*Given request*: Copy every line of the listing exactly.
==*==
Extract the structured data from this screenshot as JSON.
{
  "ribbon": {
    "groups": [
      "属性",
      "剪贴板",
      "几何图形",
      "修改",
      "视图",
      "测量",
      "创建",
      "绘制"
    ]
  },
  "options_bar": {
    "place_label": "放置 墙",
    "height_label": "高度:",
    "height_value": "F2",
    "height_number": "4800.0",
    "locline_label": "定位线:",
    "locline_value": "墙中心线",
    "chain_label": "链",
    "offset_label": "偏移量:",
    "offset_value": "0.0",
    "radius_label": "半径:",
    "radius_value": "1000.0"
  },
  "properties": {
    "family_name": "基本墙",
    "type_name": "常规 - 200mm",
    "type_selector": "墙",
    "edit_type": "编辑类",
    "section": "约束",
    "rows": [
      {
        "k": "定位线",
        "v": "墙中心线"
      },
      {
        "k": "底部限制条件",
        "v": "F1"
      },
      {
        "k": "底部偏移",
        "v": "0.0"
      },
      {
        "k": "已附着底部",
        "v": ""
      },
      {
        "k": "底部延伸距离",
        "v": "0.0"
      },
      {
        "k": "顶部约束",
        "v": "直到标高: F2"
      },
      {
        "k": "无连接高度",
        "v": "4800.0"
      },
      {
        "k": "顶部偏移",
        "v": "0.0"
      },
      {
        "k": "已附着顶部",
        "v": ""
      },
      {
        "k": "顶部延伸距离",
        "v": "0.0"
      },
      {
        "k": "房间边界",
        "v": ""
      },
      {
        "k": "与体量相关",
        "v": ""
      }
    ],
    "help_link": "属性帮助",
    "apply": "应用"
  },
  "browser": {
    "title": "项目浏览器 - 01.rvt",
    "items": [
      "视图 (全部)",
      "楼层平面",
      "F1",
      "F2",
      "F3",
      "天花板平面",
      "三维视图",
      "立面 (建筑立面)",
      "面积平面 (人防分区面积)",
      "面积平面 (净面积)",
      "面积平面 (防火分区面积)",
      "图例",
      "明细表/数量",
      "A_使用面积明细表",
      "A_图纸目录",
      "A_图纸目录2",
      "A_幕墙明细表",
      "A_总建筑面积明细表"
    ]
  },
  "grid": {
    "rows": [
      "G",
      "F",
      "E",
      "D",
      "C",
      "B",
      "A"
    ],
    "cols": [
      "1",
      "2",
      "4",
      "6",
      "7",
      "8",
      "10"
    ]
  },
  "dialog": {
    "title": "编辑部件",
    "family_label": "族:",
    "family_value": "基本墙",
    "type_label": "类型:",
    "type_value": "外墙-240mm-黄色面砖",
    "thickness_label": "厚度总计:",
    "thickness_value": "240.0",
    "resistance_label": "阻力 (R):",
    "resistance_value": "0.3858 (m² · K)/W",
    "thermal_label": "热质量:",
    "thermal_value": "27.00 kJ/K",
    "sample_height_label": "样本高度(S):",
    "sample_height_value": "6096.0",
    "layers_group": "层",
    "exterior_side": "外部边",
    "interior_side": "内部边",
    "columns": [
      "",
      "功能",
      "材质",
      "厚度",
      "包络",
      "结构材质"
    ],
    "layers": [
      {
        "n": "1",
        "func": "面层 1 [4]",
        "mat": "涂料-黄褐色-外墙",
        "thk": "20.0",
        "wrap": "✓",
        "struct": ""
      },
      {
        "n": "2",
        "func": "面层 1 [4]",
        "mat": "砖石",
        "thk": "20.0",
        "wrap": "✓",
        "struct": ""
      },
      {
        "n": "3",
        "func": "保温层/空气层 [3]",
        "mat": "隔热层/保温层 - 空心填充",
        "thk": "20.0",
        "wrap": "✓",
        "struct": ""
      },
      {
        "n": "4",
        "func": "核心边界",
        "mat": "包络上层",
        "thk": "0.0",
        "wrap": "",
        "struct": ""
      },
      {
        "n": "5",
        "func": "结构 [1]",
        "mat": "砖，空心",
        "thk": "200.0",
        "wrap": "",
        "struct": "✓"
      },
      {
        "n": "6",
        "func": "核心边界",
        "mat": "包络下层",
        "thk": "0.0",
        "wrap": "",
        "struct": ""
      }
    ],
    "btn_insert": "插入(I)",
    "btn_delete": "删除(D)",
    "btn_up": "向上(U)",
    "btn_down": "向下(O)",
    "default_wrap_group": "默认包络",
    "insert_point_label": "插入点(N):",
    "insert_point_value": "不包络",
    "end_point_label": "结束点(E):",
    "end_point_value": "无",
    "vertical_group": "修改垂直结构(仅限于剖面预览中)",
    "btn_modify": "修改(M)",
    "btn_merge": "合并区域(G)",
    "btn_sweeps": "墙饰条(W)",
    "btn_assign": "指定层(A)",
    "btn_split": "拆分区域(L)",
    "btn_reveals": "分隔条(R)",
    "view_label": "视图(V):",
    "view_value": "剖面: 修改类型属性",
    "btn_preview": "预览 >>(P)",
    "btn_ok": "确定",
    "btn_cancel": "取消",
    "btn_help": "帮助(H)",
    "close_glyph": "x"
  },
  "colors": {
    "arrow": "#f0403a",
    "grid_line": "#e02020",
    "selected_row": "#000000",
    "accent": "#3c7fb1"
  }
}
==*==
*Finished task*:
Extract the structured data from this screenshot as JSON.
{
  "ribbon": {
    "groups": [
      "属性",
      "剪贴板",
      "几何图形",
      "修改",
      "视图",
      "测量",
      "创建",
      "绘制"
    ]
  },
  "options_bar": {
    "place_label": "放置 墙",
    "height_label": "高度:",
    "height_value": "F2",
    "height_number": "4800.0",
    "locline_label": "定位线:",
    "locline_value": "墙中心线",
    "chain_label": "链",
    "offset_label": "偏移量:",
    "offset_value": "0.0",
    "radius_label": "半径:",
    "radius_value": "1000.0"
  },
  "properties": {
    "family_name": "基本墙",
    "type_name": "常规 - 200mm",
    "type_selector": "墙",
    "edit_type": "编辑类",
    "section": "约束",
    "rows": [
      {
        "k": "定位线",
        "v": "墙中心线"
      },
      {
        "k": "底部限制条件",
        "v": "F1"
      },
      {
        "k": "底部偏移",
        "v": "0.0"
      },
      {
        "k": "已附着底部",
        "v": ""
      },
      {
        "k": "底部延伸距离",
        "v": "0.0"
      },
      {
        "k": "顶部约束",
        "v": "直到标高: F2"
      },
      {
        "k": "无连接高度",
        "v": "4800.0"
      },
      {
        "k": "顶部偏移",
        "v": "0.0"
      },
      {
        "k": "已附着顶部",
        "v": ""
      },
      {
        "k": "顶部延伸距离",
        "v": "0.0"
      },
      {
        "k": "房间边界",
        "v": ""
      },
      {
        "k": "与体量相关",
        "v": ""
      }
    ],
    "help_link": "属性帮助",
    "apply": "应用"
  },
  "browser": {
    "title": "项目浏览器 - 01.rvt",
    "items": [
      "视图 (全部)",
      "楼层平面",
      "F1",
      "F2",
      "F3",
      "天花板平面",
      "三维视图",
      "立面 (建筑立面)",
      "面积平面 (人防分区面积)",
      "面积平面 (净面积)",
      "面积平面 (防火分区面积)",
      "图例",
      "明细表/数量",
      "A_使用面积明细表",
      "A_图纸目录",
      "A_图纸目录2",
      "A_幕墙明细表",
      "A_总建筑面积明细表"
    ]
  },
  "grid": {
    "rows": [
      "G",
      "F",
      "E",
      "D",
      "C",
      "B",
      "A"
    ],
    "cols": [
      "1",
      "2",
      "4",
      "6",
      "7",
      "8",
      "10"
    ]
  },
  "dialog": {
    "title": "编辑部件",
    "family_label": "族:",
    "family_value": "基本墙",
    "type_label": "类型:",
    "type_value": "外墙-240mm-黄色面砖",
    "thickness_label": "厚度总计:",
    "thickness_value": "240.0",
    "resistance_label": "阻力 (R):",
    "resistance_value": "0.3858 (m² · K)/W",
    "thermal_label": "热质量:",
    "thermal_value": "27.00 kJ/K",
    "sample_height_label": "样本高度(S):",
    "sample_height_value": "6096.0",
    "layers_group": "层",
    "exterior_side": "外部边",
    "interior_side": "内部边",
    "columns": [
      "",
      "功能",
      "材质",
      "厚度",
      "包络",
      "结构材质"
    ],
    "layers": [
      {
        "n": "1",
        "func": "面层 1 [4]",
        "mat": "涂料-黄褐色-外墙",
        "thk": "20.0",
        "wrap": "✓",
        "struct": ""
      },
      {
        "n": "2",
        "func": "面层 1 [4]",
        "mat": "砖石",
        "thk": "20.0",
        "wrap": "✓",
        "struct": ""
      },
      {
        "n": "3",
        "func": "保温层/空气层 [3]",
        "mat": "隔热层/保温层 - 空心填充",
        "thk": "20.0",
        "wrap": "✓",
        "struct": ""
      },
      {
        "n": "4",
        "func": "核心边界",
        "mat": "包络上层",
        "thk": "0.0",
        "wrap": "",
        "struct": ""
      },
      {
        "n": "5",
        "func": "结构 [1]",
        "mat": "砖，空心",
        "thk": "200.0",
        "wrap": "",
        "struct": "✓"
      },
      {
        "n": "6",
        "func": "核心边界",
        "mat": "包络下层",
        "thk": "0.0",
        "wrap": "",
        "struct": ""
      }
    ],
    "btn_insert": "插入(I)",
    "btn_delete": "删除(D)",
    "btn_up": "向上(U)",
    "btn_down": "向下(O)",
    "default_wrap_group": "默认包络",
    "insert_point_label": "插入点(N):",
    "insert_point_value": "不包络",
    "end_point_label": "结束点(E):",
    "end_point_value": "无",
    "vertical_group": "修改垂直结构(仅限于剖面预览中)",
    "btn_modify": "修改(M)",
    "btn_merge": "合并区域(G)",
    "btn_sweeps": "墙饰条(W)",
    "btn_assign": "指定层(A)",
    "btn_split": "拆分区域(L)",
    "btn_reveals": "分隔条(R)",
    "view_label": "视图(V):",
    "view_value": "剖面: 修改类型属性",
    "btn_preview": "预览 >>(P)",
    "btn_ok": "确定",
    "btn_cancel": "取消",
    "btn_help": "帮助(H)",
    "close_glyph": "x"
  },
  "colors": {
    "arrow": "#f0403a",
    "grid_line": "#e02020",
    "selected_row": "#000000",
    "accent": "#3c7fb1"
  }
}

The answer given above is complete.